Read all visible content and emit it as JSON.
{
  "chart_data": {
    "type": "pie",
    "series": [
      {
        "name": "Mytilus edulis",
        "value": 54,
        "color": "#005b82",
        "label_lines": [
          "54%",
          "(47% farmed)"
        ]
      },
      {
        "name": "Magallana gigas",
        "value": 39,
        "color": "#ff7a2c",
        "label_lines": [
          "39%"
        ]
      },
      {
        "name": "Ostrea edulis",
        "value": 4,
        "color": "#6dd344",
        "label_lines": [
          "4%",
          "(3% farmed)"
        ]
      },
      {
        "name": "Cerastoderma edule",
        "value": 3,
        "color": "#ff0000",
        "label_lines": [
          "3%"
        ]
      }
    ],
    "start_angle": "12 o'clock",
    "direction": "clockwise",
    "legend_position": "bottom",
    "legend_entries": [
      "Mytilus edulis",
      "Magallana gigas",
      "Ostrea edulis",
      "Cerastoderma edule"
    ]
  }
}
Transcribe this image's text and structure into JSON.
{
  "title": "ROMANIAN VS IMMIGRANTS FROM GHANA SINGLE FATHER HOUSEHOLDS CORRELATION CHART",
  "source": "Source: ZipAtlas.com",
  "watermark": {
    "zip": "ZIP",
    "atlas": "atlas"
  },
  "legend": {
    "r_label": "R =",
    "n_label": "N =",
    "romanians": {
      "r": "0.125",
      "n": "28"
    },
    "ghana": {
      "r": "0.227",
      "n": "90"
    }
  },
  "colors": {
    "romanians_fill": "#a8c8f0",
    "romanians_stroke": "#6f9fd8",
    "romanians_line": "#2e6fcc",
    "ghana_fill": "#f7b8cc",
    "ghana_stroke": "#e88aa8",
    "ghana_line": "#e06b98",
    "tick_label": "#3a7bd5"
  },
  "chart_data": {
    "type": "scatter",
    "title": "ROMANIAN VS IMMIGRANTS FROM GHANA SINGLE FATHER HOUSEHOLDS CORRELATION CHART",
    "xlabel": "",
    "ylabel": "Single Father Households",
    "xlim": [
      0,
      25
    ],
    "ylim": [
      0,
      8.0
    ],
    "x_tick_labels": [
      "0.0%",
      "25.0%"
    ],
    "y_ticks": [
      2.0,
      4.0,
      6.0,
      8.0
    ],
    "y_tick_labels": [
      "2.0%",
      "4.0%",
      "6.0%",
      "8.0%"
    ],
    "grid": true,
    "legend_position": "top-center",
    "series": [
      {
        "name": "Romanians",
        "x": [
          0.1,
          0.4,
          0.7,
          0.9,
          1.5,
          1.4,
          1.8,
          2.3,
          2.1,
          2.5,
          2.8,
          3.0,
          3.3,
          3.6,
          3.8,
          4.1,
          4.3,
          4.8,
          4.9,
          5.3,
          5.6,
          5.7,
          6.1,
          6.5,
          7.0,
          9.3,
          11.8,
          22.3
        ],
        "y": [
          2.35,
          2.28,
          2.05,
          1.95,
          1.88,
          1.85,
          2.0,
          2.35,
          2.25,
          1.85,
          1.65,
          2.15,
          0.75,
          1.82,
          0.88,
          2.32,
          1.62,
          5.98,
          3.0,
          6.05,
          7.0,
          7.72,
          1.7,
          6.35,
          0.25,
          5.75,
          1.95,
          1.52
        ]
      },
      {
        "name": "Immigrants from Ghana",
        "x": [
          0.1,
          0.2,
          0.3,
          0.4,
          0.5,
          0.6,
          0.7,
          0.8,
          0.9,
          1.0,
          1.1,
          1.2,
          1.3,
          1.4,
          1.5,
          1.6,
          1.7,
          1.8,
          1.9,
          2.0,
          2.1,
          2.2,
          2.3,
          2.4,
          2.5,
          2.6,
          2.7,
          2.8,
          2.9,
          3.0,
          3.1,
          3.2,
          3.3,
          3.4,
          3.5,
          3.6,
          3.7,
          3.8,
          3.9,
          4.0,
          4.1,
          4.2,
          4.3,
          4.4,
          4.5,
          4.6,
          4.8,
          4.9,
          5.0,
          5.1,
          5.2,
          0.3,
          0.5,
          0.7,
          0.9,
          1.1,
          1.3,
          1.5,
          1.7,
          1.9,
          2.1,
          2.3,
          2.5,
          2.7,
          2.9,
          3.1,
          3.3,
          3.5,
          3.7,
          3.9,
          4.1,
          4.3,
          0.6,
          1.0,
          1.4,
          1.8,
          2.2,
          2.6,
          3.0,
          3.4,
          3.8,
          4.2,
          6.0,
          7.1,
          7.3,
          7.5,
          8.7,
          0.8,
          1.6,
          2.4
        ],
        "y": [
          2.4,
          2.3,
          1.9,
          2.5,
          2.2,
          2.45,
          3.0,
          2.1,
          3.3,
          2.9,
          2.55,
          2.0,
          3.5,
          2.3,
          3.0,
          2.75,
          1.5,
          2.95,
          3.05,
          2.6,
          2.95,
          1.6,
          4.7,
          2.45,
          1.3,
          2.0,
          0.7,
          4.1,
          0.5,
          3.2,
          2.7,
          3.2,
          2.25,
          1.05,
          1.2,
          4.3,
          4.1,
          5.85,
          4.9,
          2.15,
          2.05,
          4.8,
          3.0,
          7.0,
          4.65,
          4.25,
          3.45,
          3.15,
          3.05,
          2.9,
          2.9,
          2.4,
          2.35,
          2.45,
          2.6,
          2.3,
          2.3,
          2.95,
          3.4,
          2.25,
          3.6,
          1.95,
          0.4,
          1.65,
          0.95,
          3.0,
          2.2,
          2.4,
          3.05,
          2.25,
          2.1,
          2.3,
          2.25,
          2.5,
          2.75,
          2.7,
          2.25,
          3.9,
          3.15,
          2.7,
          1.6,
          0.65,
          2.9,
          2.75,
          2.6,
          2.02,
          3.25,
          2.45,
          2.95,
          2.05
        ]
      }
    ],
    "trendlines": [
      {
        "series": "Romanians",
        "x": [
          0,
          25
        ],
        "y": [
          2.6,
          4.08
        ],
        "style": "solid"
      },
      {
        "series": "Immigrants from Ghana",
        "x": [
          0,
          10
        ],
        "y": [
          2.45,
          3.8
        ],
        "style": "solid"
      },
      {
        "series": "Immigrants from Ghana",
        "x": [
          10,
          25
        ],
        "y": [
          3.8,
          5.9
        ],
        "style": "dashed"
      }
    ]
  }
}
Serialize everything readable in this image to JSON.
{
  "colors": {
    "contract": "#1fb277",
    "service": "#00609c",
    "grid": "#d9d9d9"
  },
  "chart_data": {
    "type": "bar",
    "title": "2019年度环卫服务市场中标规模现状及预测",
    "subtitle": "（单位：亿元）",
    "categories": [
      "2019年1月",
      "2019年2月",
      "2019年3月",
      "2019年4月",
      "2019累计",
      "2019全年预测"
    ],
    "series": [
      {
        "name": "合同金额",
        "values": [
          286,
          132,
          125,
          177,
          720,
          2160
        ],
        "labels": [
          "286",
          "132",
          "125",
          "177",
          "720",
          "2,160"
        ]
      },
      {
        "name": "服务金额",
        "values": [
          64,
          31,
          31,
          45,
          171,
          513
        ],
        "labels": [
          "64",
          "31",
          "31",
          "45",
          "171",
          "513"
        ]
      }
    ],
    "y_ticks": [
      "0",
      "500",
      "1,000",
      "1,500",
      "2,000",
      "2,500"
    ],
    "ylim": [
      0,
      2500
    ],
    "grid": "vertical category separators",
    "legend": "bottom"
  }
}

══════

## SHORT PROBLEM:
Look through the records and gather every line containing "edulis".

## EXERCISE ANSWER:
        "name": "Mytilus edulis",
        "name": "Ostrea edulis",
      "Mytilus edulis",
      "Ostrea edulis",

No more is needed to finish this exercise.